[Saved entries]
----------
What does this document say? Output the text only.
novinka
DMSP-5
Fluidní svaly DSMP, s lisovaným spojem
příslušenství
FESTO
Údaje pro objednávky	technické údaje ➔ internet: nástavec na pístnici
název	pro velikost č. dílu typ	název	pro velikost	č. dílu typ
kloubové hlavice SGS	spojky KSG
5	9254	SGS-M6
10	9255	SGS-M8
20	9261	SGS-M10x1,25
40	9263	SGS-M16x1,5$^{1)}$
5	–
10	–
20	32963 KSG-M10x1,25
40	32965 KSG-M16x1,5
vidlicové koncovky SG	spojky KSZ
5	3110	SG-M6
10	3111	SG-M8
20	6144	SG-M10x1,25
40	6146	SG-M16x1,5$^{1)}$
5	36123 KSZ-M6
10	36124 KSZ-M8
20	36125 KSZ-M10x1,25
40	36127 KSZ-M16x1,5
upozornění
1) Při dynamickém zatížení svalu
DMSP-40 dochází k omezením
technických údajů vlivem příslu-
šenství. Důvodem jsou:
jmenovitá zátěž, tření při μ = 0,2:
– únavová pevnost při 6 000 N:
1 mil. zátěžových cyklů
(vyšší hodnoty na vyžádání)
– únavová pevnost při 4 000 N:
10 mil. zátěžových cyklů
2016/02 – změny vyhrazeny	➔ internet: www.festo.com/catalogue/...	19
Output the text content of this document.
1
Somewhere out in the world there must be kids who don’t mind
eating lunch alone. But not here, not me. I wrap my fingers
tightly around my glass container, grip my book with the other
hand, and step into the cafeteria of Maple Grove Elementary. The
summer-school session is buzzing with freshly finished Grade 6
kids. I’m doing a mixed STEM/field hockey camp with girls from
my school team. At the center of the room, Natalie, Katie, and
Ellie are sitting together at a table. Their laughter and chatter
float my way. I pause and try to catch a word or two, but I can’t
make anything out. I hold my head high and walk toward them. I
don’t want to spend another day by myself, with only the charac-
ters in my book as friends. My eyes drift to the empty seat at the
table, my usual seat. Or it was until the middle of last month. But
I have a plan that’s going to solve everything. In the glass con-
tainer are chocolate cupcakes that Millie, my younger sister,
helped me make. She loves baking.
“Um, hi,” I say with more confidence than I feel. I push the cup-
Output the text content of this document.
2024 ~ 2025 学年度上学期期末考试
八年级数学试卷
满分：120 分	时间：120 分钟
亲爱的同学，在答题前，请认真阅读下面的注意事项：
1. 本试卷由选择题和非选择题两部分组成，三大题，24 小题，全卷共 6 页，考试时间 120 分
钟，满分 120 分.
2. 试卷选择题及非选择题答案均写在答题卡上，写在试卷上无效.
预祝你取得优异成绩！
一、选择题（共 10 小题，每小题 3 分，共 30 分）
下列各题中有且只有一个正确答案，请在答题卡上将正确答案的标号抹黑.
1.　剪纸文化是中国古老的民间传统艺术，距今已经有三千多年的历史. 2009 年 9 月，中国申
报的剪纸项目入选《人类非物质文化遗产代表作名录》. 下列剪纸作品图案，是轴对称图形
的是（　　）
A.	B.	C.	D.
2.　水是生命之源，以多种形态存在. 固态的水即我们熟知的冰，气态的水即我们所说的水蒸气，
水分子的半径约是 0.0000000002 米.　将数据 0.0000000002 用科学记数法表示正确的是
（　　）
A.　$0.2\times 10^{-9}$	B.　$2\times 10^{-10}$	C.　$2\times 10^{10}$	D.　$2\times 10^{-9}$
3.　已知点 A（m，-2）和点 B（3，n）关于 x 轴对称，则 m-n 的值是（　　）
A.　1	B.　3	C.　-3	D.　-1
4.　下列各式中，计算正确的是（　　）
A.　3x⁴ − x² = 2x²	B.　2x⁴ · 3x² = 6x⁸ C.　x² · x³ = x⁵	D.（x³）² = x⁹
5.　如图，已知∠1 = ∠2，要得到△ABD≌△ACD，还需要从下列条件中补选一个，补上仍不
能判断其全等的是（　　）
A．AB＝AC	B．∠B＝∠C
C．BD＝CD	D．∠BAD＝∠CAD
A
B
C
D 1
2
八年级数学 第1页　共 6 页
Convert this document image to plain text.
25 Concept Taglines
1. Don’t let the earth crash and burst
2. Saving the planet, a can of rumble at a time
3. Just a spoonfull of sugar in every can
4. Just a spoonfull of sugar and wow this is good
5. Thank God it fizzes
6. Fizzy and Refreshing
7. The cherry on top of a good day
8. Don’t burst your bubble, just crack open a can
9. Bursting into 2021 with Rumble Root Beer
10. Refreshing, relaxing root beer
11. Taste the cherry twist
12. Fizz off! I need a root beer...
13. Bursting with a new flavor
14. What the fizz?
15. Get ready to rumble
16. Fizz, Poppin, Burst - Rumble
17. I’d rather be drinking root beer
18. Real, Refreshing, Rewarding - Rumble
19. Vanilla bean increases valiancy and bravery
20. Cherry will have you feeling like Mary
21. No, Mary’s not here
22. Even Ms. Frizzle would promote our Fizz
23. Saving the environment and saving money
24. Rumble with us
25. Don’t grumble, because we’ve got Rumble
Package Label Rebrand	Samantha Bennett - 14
----------
What is needed →
Output all preceding records character for character.

Written solution →
What does this document say? Output the text only.
novinka
DMSP-5
Fluidní svaly DSMP, s lisovaným spojem
příslušenství
FESTO
Údaje pro objednávky	technické údaje ➔ internet: nástavec na pístnici
název	pro velikost č. dílu typ	název	pro velikost	č. dílu typ
kloubové hlavice SGS	spojky KSG
5	9254	SGS-M6
10	9255	SGS-M8
20	9261	SGS-M10x1,25
40	9263	SGS-M16x1,5$^{1)}$
5	–
10	–
20	32963 KSG-M10x1,25
40	32965 KSG-M16x1,5
vidlicové koncovky SG	spojky KSZ
5	3110	SG-M6
10	3111	SG-M8
20	6144	SG-M10x1,25
40	6146	SG-M16x1,5$^{1)}$
5	36123 KSZ-M6
10	36124 KSZ-M8
20	36125 KSZ-M10x1,25
40	36127 KSZ-M16x1,5
upozornění
1) Při dynamickém zatížení svalu
DMSP-40 dochází k omezením
technických údajů vlivem příslu-
šenství. Důvodem jsou:
jmenovitá zátěž, tření při μ = 0,2:
– únavová pevnost při 6 000 N:
1 mil. zátěžových cyklů
(vyšší hodnoty na vyžádání)
– únavová pevnost při 4 000 N:
10 mil. zátěžových cyklů
2016/02 – změny vyhrazeny	➔ internet: www.festo.com/catalogue/...	19
Output the text content of this document.
1
Somewhere out in the world there must be kids who don’t mind
eating lunch alone. But not here, not me. I wrap my fingers
tightly around my glass container, grip my book with the other
hand, and step into the cafeteria of Maple Grove Elementary. The
summer-school session is buzzing with freshly finished Grade 6
kids. I’m doing a mixed STEM/field hockey camp with girls from
my school team. At the center of the room, Natalie, Katie, and
Ellie are sitting together at a table. Their laughter and chatter
float my way. I pause and try to catch a word or two, but I can’t
make anything out. I hold my head high and walk toward them. I
don’t want to spend another day by myself, with only the charac-
ters in my book as friends. My eyes drift to the empty seat at the
table, my usual seat. Or it was until the middle of last month. But
I have a plan that’s going to solve everything. In the glass con-
tainer are chocolate cupcakes that Millie, my younger sister,
helped me make. She loves baking.
“Um, hi,” I say with more confidence than I feel. I push the cup-
Output the text content of this document.
2024 ~ 2025 学年度上学期期末考试
八年级数学试卷
满分：120 分	时间：120 分钟
亲爱的同学，在答题前，请认真阅读下面的注意事项：
1. 本试卷由选择题和非选择题两部分组成，三大题，24 小题，全卷共 6 页，考试时间 120 分
钟，满分 120 分.
2. 试卷选择题及非选择题答案均写在答题卡上，写在试卷上无效.
预祝你取得优异成绩！
一、选择题（共 10 小题，每小题 3 分，共 30 分）
下列各题中有且只有一个正确答案，请在答题卡上将正确答案的标号抹黑.
1.　剪纸文化是中国古老的民间传统艺术，距今已经有三千多年的历史. 2009 年 9 月，中国申
报的剪纸项目入选《人类非物质文化遗产代表作名录》. 下列剪纸作品图案，是轴对称图形
的是（　　）
A.	B.	C.	D.
2.　水是生命之源，以多种形态存在. 固态的水即我们熟知的冰，气态的水即我们所说的水蒸气，
水分子的半径约是 0.0000000002 米.　将数据 0.0000000002 用科学记数法表示正确的是
（　　）
A.　$0.2\times 10^{-9}$	B.　$2\times 10^{-10}$	C.　$2\times 10^{10}$	D.　$2\times 10^{-9}$
3.　已知点 A（m，-2）和点 B（3，n）关于 x 轴对称，则 m-n 的值是（　　）
A.　1	B.　3	C.　-3	D.　-1
4.　下列各式中，计算正确的是（　　）
A.　3x⁴ − x² = 2x²	B.　2x⁴ · 3x² = 6x⁸ C.　x² · x³ = x⁵	D.（x³）² = x⁹
5.　如图，已知∠1 = ∠2，要得到△ABD≌△ACD，还需要从下列条件中补选一个，补上仍不
能判断其全等的是（　　）
A．AB＝AC	B．∠B＝∠C
C．BD＝CD	D．∠BAD＝∠CAD
A
B
C
D 1
2
八年级数学 第1页　共 6 页
Convert this document image to plain text.
25 Concept Taglines
1. Don’t let the earth crash and burst
2. Saving the planet, a can of rumble at a time
3. Just a spoonfull of sugar in every can
4. Just a spoonfull of sugar and wow this is good
5. Thank God it fizzes
6. Fizzy and Refreshing
7. The cherry on top of a good day
8. Don’t burst your bubble, just crack open a can
9. Bursting into 2021 with Rumble Root Beer
10. Refreshing, relaxing root beer
11. Taste the cherry twist
12. Fizz off! I need a root beer...
13. Bursting with a new flavor
14. What the fizz?
15. Get ready to rumble
16. Fizz, Poppin, Burst - Rumble
17. I’d rather be drinking root beer
18. Real, Refreshing, Rewarding - Rumble
19. Vanilla bean increases valiancy and bravery
20. Cherry will have you feeling like Mary
21. No, Mary’s not here
22. Even Ms. Frizzle would promote our Fizz
23. Saving the environment and saving money
24. Rumble with us
25. Don’t grumble, because we’ve got Rumble
Package Label Rebrand	Samantha Bennett - 14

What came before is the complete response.